* [Written exercise]
Reproduce verbatim the final portion of the material below, from the line containing "Output the text content of this document." through its last line, and nothing else.

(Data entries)
* begin *
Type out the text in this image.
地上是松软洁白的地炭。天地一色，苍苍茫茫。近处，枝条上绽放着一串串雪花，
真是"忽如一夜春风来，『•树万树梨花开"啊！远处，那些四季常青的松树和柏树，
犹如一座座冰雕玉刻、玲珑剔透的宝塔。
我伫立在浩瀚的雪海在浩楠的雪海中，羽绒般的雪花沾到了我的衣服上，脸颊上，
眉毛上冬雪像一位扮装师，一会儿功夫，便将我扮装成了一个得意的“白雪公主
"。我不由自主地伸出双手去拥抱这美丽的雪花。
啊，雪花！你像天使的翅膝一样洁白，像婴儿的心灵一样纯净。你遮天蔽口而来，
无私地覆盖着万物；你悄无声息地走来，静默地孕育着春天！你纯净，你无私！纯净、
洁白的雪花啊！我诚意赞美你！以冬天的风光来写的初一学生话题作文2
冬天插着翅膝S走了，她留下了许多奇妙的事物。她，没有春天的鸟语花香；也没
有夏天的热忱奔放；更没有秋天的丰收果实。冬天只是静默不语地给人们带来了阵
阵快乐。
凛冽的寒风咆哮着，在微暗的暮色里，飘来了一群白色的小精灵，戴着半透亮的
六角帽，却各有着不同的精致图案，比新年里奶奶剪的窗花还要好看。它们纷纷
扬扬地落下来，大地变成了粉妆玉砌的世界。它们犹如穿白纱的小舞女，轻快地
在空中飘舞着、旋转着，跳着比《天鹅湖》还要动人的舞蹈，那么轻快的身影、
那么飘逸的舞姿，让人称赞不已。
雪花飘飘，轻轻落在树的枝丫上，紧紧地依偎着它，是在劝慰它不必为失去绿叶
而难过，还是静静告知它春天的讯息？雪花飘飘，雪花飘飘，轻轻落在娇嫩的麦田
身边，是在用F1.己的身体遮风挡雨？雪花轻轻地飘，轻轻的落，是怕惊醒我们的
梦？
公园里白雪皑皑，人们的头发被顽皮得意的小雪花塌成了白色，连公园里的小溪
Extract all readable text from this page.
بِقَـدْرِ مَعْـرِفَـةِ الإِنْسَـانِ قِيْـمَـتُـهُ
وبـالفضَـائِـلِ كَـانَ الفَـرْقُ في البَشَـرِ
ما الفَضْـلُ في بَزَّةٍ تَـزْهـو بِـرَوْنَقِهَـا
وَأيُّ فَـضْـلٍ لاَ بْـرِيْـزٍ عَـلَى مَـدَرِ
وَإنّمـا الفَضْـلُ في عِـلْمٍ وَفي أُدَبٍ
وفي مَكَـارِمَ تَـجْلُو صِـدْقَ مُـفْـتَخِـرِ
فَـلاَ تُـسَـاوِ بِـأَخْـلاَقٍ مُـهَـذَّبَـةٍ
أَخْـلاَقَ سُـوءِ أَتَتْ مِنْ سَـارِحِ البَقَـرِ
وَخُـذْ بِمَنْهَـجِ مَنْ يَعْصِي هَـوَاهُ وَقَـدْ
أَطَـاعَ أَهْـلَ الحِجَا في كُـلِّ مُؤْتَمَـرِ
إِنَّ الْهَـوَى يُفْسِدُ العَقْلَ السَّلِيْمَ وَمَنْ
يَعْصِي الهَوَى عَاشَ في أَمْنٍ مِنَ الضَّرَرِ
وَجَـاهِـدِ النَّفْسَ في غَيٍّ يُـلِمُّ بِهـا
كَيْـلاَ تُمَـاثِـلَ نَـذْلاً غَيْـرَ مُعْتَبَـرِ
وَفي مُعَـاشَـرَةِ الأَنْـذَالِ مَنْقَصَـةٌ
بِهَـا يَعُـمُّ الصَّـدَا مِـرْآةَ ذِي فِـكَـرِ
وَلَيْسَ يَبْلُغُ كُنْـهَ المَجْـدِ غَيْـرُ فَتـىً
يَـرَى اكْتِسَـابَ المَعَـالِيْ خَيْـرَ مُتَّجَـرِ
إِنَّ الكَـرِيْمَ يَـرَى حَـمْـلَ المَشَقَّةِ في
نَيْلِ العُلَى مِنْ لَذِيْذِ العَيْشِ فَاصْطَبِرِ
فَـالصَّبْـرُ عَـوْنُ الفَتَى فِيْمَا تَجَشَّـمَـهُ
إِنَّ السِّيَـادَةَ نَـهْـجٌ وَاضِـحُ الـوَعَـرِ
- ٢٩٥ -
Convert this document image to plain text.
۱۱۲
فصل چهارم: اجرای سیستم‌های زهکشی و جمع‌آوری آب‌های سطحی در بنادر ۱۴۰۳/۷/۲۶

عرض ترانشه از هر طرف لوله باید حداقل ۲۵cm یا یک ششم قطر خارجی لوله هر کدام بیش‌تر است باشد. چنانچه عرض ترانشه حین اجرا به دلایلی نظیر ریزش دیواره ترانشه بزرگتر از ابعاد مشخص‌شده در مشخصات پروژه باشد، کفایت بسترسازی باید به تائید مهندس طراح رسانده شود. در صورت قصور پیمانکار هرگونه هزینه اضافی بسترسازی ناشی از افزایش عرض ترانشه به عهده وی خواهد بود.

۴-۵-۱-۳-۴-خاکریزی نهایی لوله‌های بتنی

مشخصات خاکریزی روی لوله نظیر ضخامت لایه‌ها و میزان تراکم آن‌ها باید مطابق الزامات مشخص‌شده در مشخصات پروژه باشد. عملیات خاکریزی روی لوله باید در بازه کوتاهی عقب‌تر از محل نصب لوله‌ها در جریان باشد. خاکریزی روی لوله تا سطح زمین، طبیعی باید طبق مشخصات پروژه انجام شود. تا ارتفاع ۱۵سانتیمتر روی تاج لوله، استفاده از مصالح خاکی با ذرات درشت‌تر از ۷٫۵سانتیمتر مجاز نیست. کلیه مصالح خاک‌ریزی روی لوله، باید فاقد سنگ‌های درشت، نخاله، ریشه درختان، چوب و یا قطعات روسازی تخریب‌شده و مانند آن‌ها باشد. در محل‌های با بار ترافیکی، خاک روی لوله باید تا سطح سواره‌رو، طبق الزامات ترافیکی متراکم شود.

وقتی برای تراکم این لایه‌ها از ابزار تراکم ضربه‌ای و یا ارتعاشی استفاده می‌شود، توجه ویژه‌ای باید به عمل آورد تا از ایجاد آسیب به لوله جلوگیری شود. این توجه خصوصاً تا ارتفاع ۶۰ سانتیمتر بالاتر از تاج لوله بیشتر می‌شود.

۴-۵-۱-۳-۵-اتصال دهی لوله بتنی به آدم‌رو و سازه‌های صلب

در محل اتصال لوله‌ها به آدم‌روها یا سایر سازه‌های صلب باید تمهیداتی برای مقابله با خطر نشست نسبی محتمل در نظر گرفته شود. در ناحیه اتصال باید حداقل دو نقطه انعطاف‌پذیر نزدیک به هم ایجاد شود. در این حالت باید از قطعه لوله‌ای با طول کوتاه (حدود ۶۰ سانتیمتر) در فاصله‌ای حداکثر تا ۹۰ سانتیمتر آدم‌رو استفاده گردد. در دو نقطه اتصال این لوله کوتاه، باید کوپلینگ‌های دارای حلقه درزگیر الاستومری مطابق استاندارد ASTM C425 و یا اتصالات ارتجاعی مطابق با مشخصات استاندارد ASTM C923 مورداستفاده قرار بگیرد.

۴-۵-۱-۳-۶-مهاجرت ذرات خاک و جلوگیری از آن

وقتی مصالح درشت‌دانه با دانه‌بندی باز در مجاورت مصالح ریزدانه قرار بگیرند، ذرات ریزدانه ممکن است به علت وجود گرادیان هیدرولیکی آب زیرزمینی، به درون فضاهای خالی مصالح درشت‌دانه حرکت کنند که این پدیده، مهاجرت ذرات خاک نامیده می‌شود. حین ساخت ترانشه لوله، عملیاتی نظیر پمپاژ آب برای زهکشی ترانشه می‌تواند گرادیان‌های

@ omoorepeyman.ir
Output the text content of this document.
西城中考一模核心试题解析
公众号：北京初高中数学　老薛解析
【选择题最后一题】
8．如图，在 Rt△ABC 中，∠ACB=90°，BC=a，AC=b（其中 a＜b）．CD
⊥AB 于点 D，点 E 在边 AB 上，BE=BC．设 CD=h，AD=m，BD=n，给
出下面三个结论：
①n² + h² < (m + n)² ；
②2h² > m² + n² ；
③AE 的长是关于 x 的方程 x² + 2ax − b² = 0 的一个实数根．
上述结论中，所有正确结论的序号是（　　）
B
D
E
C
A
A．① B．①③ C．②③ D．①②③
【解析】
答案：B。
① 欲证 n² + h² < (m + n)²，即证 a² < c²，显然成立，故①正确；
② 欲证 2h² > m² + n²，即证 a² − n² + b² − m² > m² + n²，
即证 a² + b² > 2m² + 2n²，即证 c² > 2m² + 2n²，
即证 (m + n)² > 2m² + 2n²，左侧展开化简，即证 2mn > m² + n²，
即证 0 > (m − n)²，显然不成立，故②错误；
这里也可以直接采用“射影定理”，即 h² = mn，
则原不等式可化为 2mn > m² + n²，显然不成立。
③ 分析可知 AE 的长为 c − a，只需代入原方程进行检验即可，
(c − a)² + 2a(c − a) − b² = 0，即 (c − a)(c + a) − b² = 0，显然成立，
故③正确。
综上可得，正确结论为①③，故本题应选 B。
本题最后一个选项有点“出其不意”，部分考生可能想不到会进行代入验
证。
* end *
* [Solution for this problem]
Output the text content of this document.
西城中考一模核心试题解析
公众号：北京初高中数学　老薛解析
【选择题最后一题】
8．如图，在 Rt△ABC 中，∠ACB=90°，BC=a，AC=b（其中 a＜b）．CD
⊥AB 于点 D，点 E 在边 AB 上，BE=BC．设 CD=h，AD=m，BD=n，给
出下面三个结论：
①n² + h² < (m + n)² ；
②2h² > m² + n² ；
③AE 的长是关于 x 的方程 x² + 2ax − b² = 0 的一个实数根．
上述结论中，所有正确结论的序号是（　　）
B
D
E
C
A
A．① B．①③ C．②③ D．①②③
【解析】
答案：B。
① 欲证 n² + h² < (m + n)²，即证 a² < c²，显然成立，故①正确；
② 欲证 2h² > m² + n²，即证 a² − n² + b² − m² > m² + n²，
即证 a² + b² > 2m² + 2n²，即证 c² > 2m² + 2n²，
即证 (m + n)² > 2m² + 2n²，左侧展开化简，即证 2mn > m² + n²，
即证 0 > (m − n)²，显然不成立，故②错误；
这里也可以直接采用“射影定理”，即 h² = mn，
则原不等式可化为 2mn > m² + n²，显然不成立。
③ 分析可知 AE 的长为 c − a，只需代入原方程进行检验即可，
(c − a)² + 2a(c − a) − b² = 0，即 (c − a)(c + a) − b² = 0，显然成立，
故③正确。
综上可得，正确结论为①③，故本题应选 B。
本题最后一个选项有点“出其不意”，部分考生可能想不到会进行代入验
证。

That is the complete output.